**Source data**
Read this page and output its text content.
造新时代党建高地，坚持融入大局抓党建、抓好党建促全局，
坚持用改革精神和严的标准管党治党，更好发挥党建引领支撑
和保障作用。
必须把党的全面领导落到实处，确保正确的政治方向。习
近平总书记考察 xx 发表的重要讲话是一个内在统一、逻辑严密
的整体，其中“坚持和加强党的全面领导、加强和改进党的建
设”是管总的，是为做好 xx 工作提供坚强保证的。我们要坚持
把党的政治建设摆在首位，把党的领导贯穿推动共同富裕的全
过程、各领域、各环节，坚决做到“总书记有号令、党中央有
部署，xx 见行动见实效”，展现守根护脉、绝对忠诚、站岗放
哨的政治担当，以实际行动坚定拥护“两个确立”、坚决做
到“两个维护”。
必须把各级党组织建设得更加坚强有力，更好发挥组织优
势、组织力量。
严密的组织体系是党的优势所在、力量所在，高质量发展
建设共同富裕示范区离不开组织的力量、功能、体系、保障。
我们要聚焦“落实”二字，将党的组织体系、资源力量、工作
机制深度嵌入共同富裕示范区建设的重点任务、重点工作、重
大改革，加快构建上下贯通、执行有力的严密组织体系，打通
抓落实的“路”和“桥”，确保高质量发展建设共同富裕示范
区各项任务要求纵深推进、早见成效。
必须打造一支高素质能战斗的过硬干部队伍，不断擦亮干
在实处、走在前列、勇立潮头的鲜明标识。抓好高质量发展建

**Do this**
Copy out each record exactly as given, omitting none.

**Reply**
Read this page and output its text content.
造新时代党建高地，坚持融入大局抓党建、抓好党建促全局，
坚持用改革精神和严的标准管党治党，更好发挥党建引领支撑
和保障作用。
必须把党的全面领导落到实处，确保正确的政治方向。习
近平总书记考察 xx 发表的重要讲话是一个内在统一、逻辑严密
的整体，其中“坚持和加强党的全面领导、加强和改进党的建
设”是管总的，是为做好 xx 工作提供坚强保证的。我们要坚持
把党的政治建设摆在首位，把党的领导贯穿推动共同富裕的全
过程、各领域、各环节，坚决做到“总书记有号令、党中央有
部署，xx 见行动见实效”，展现守根护脉、绝对忠诚、站岗放
哨的政治担当，以实际行动坚定拥护“两个确立”、坚决做
到“两个维护”。
必须把各级党组织建设得更加坚强有力，更好发挥组织优
势、组织力量。
严密的组织体系是党的优势所在、力量所在，高质量发展
建设共同富裕示范区离不开组织的力量、功能、体系、保障。
我们要聚焦“落实”二字，将党的组织体系、资源力量、工作
机制深度嵌入共同富裕示范区建设的重点任务、重点工作、重
大改革，加快构建上下贯通、执行有力的严密组织体系，打通
抓落实的“路”和“桥”，确保高质量发展建设共同富裕示范
区各项任务要求纵深推进、早见成效。
必须打造一支高素质能战斗的过硬干部队伍，不断擦亮干
在实处、走在前列、勇立潮头的鲜明标识。抓好高质量发展建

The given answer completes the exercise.